* **STATED GOAL**
Below are the records; copy each line in them that holds the word "dùng".

★ ★ ★

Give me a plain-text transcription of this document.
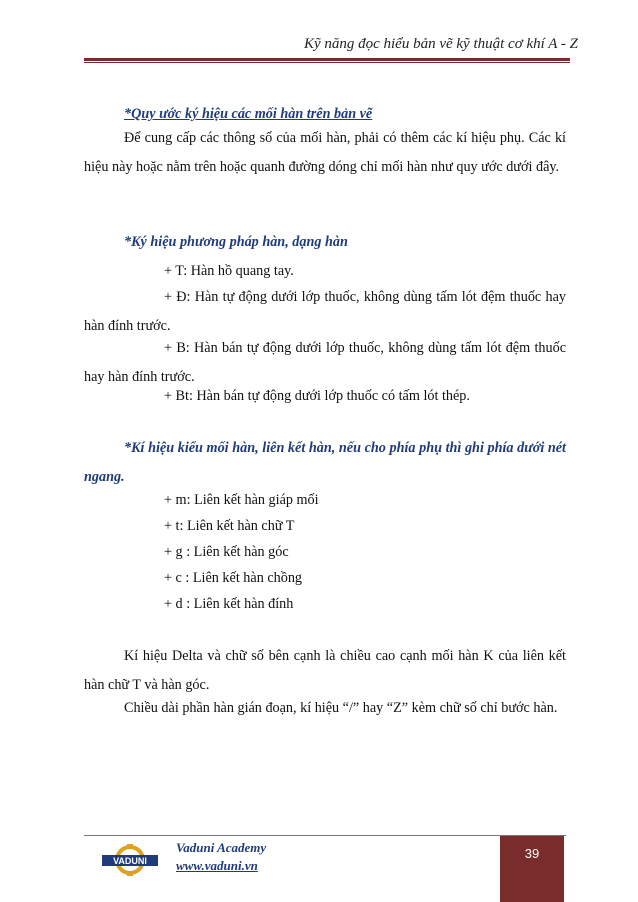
Kỹ năng đọc hiểu bản vẽ kỹ thuật cơ khí A - Z
*Quy ước ký hiệu các mối hàn trên bản vẽ
Để cung cấp các thông số của mối hàn, phải có thêm các kí hiệu phụ. Các kí hiệu này hoặc nằm trên hoặc quanh đường dóng chỉ mối hàn như quy ước dưới đây.
*Ký hiệu phương pháp hàn, dạng hàn
+ T: Hàn hồ quang tay.
+ Đ: Hàn tự động dưới lớp thuốc, không dùng tấm lót đệm thuốc hay hàn đính trước.
+ B: Hàn bán tự động dưới lớp thuốc, không dùng tấm lót đệm thuốc hay hàn đính trước.
+ Bt: Hàn bán tự động dưới lớp thuốc có tấm lót thép.
*Kí hiệu kiểu mối hàn, liên kết hàn, nếu cho phía phụ thì ghi phía dưới nét ngang.
+ m: Liên kết hàn giáp mối
+ t: Liên kết hàn chữ T
+ g : Liên kết hàn góc
+ c : Liên kết hàn chồng
+ d : Liên kết hàn đính
Kí hiệu Delta và chữ số bên cạnh là chiều cao cạnh mối hàn K của liên kết hàn chữ T và hàn góc.
Chiều dài phần hàn gián đoạn, kí hiệu “/” hay “Z” kèm chữ số chỉ bước hàn.
VADUNI
Vaduni Academy
www.vaduni.vn
39
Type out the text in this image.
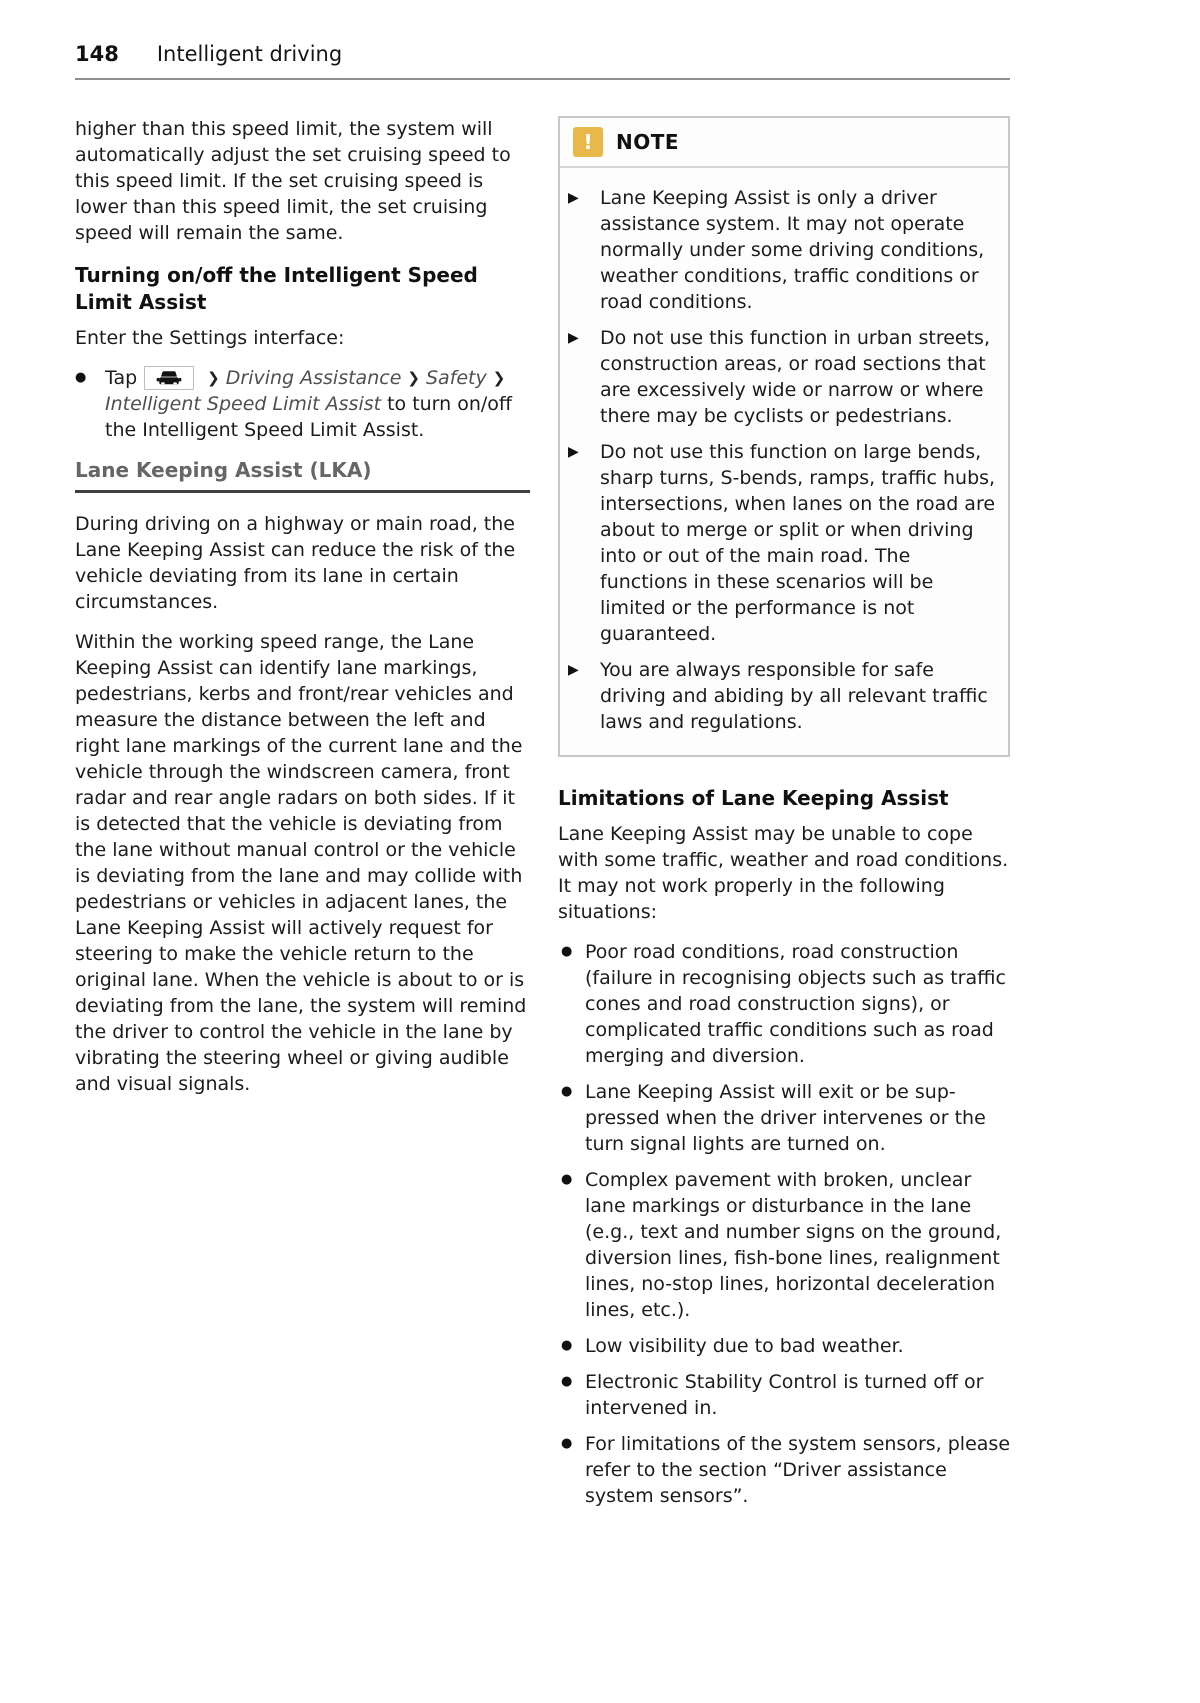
148 Intelligent driving

higher than this speed limit, the system will automatically adjust the set cruising speed to this speed limit. If the set cruising speed is lower than this speed limit, the set cruising speed will remain the same.

Turning on/off the Intelligent Speed Limit Assist

Enter the Settings interface:

● Tap	❯ Driving Assistance ❯ Safety ❯Intelligent Speed Limit Assist to turn on/off the Intelligent Speed Limit Assist.
Lane Keeping Assist (LKA)

During driving on a highway or main road, the Lane Keeping Assist can reduce the risk of the vehicle deviating from its lane in certain circumstances.

Within the working speed range, the Lane Keeping Assist can identify lane markings, pedestrians, kerbs and front/rear vehicles and measure the distance between the left and right lane markings of the current lane and the vehicle through the windscreen camera, front radar and rear angle radars on both sides. If it is detected that the vehicle is deviating from the lane without manual control or the vehicle is deviating from the lane and may collide with pedestrians or vehicles in adjacent lanes, the Lane Keeping Assist will actively request for steering to make the vehicle return to the original lane. When the vehicle is about to or is deviating from the lane, the system will remind the driver to control the vehicle in the lane by vibrating the steering wheel or giving audible and visual signals.

! NOTE
▶	Lane Keeping Assist is only a driver assistance system. It may not operate normally under some driving conditions, weather conditions, traffic conditions or road conditions.
▶	Do not use this function in urban streets, construction areas, or road sections that are excessively wide or narrow or where there may be cyclists or pedestrians.
▶	Do not use this function on large bends, sharp turns, S-bends, ramps, traffic hubs, intersections, when lanes on the road are about to merge or split or when driving into or out of the main road. The functions in these scenarios will be limited or the performance is not guaranteed.
▶	You are always responsible for safe driving and abiding by all relevant traffic laws and regulations.
Limitations of Lane Keeping Assist

Lane Keeping Assist may be unable to cope with some traffic, weather and road conditions. It may not work properly in the following situations:

● Poor road conditions, road construction (failure in recognising objects such as traffic cones and road construction signs), or complicated traffic conditions such as road merging and diversion.
● Lane Keeping Assist will exit or be suppressed when the driver intervenes or the turn signal lights are turned on.
● Complex pavement with broken, unclear lane markings or disturbance in the lane (e.g., text and number signs on the ground, diversion lines, fish-bone lines, realignment lines, no-stop lines, horizontal deceleration lines, etc.).
● Low visibility due to bad weather.
● Electronic Stability Control is turned off or intervened in.
● For limitations of the system sensors, please refer to the section “Driver assistance system sensors”.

★ ★ ★

* **EXPECTED OUTPUT**
+ Đ: Hàn tự động dưới lớp thuốc, không dùng tấm lót đệm thuốc hay hàn đính trước.
+ B: Hàn bán tự động dưới lớp thuốc, không dùng tấm lót đệm thuốc hay hàn đính trước.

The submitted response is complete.